**Objective**
In the copy, include every entry exactly but none of the images.

=====

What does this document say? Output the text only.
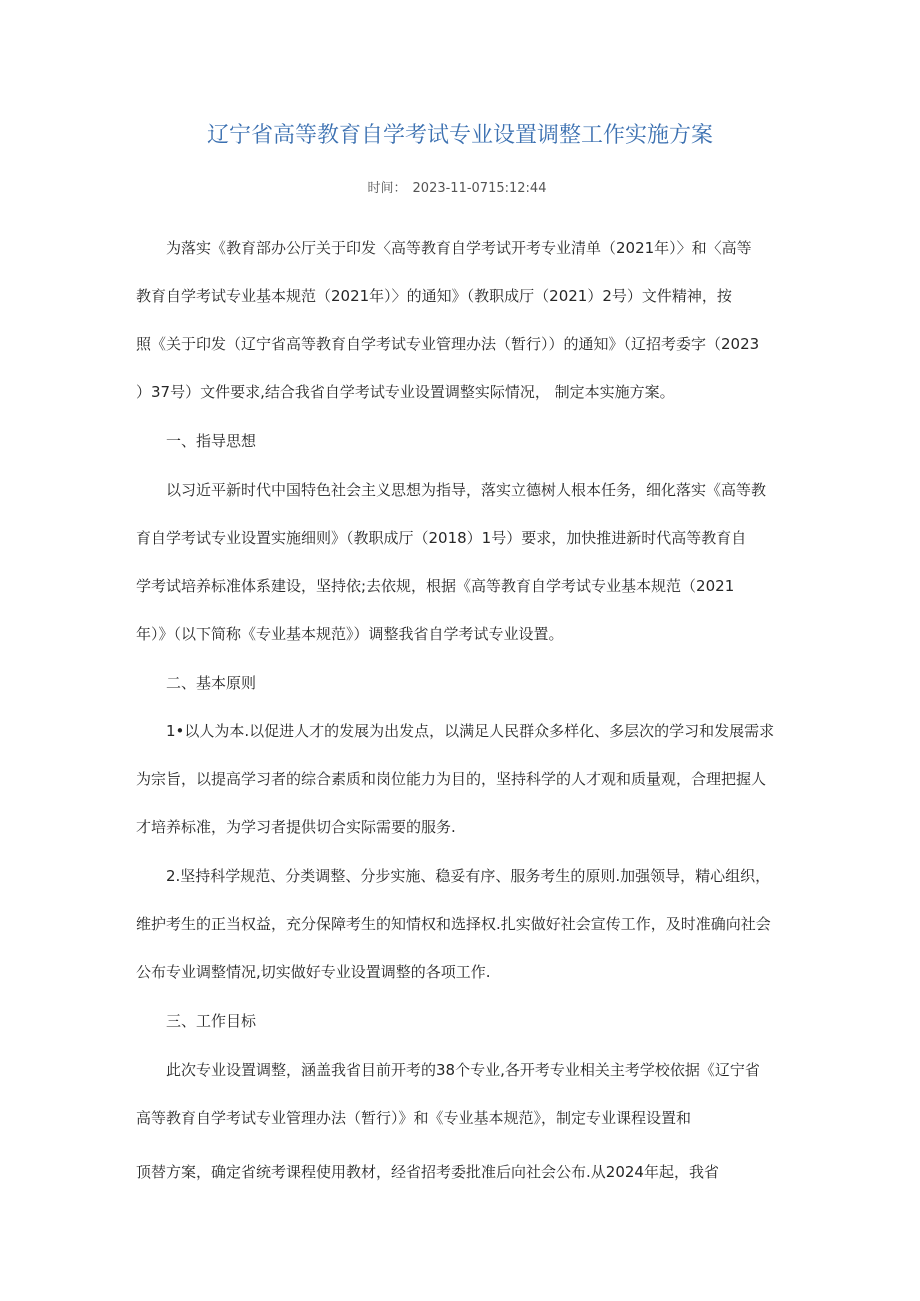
辽宁省高等教育自学考试专业设置调整工作实施方案
时间： 2023-11-0715:12:44
为落实《教育部办公厅关于印发〈高等教育自学考试开考专业清单（2021年）〉和〈高等
教育自学考试专业基本规范（2021年）〉的通知》（教职成厅（2021）2号）文件精神，按
照《关于印发（辽宁省高等教育自学考试专业管理办法（暂行））的通知》（辽招考委字（2023
）37号）文件要求,结合我省自学考试专业设置调整实际情况， 制定本实施方案。
一、指导思想
以习近平新时代中国特色社会主义思想为指导，落实立德树人根本任务，细化落实《高等教
育自学考试专业设置实施细则》（教职成厅（2018）1号）要求，加快推进新时代高等教育自
学考试培养标准体系建设，坚持依;去依规，根据《高等教育自学考试专业基本规范（2021
年）》（以下简称《专业基本规范》）调整我省自学考试专业设置。
二、基本原则
1•以人为本.以促进人才的发展为出发点，以满足人民群众多样化、多层次的学习和发展需求
为宗旨，以提高学习者的综合素质和岗位能力为目的，坚持科学的人才观和质量观，合理把握人
才培养标准，为学习者提供切合实际需要的服务.
2.坚持科学规范、分类调整、分步实施、稳妥有序、服务考生的原则.加强领导，精心组织，
维护考生的正当权益，充分保障考生的知情权和选择权.扎实做好社会宣传工作，及时准确向社会
公布专业调整情况,切实做好专业设置调整的各项工作.
三、工作目标
此次专业设置调整，涵盖我省目前开考的38个专业,各开考专业相关主考学校依据《辽宁省
高等教育自学考试专业管理办法（暂行）》和《专业基本规范》，制定专业课程设置和
顶替方案，确定省统考课程使用教材，经省招考委批准后向社会公布.从2024年起，我省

=====

**Result of this exercise**
What does this document say? Output the text only.
辽宁省高等教育自学考试专业设置调整工作实施方案
时间： 2023-11-0715:12:44
为落实《教育部办公厅关于印发〈高等教育自学考试开考专业清单（2021年）〉和〈高等
教育自学考试专业基本规范（2021年）〉的通知》（教职成厅（2021）2号）文件精神，按
照《关于印发（辽宁省高等教育自学考试专业管理办法（暂行））的通知》（辽招考委字（2023
）37号）文件要求,结合我省自学考试专业设置调整实际情况， 制定本实施方案。
一、指导思想
以习近平新时代中国特色社会主义思想为指导，落实立德树人根本任务，细化落实《高等教
育自学考试专业设置实施细则》（教职成厅（2018）1号）要求，加快推进新时代高等教育自
学考试培养标准体系建设，坚持依;去依规，根据《高等教育自学考试专业基本规范（2021
年）》（以下简称《专业基本规范》）调整我省自学考试专业设置。
二、基本原则
1•以人为本.以促进人才的发展为出发点，以满足人民群众多样化、多层次的学习和发展需求
为宗旨，以提高学习者的综合素质和岗位能力为目的，坚持科学的人才观和质量观，合理把握人
才培养标准，为学习者提供切合实际需要的服务.
2.坚持科学规范、分类调整、分步实施、稳妥有序、服务考生的原则.加强领导，精心组织，
维护考生的正当权益，充分保障考生的知情权和选择权.扎实做好社会宣传工作，及时准确向社会
公布专业调整情况,切实做好专业设置调整的各项工作.
三、工作目标
此次专业设置调整，涵盖我省目前开考的38个专业,各开考专业相关主考学校依据《辽宁省
高等教育自学考试专业管理办法（暂行）》和《专业基本规范》，制定专业课程设置和
顶替方案，确定省统考课程使用教材，经省招考委批准后向社会公布.从2024年起，我省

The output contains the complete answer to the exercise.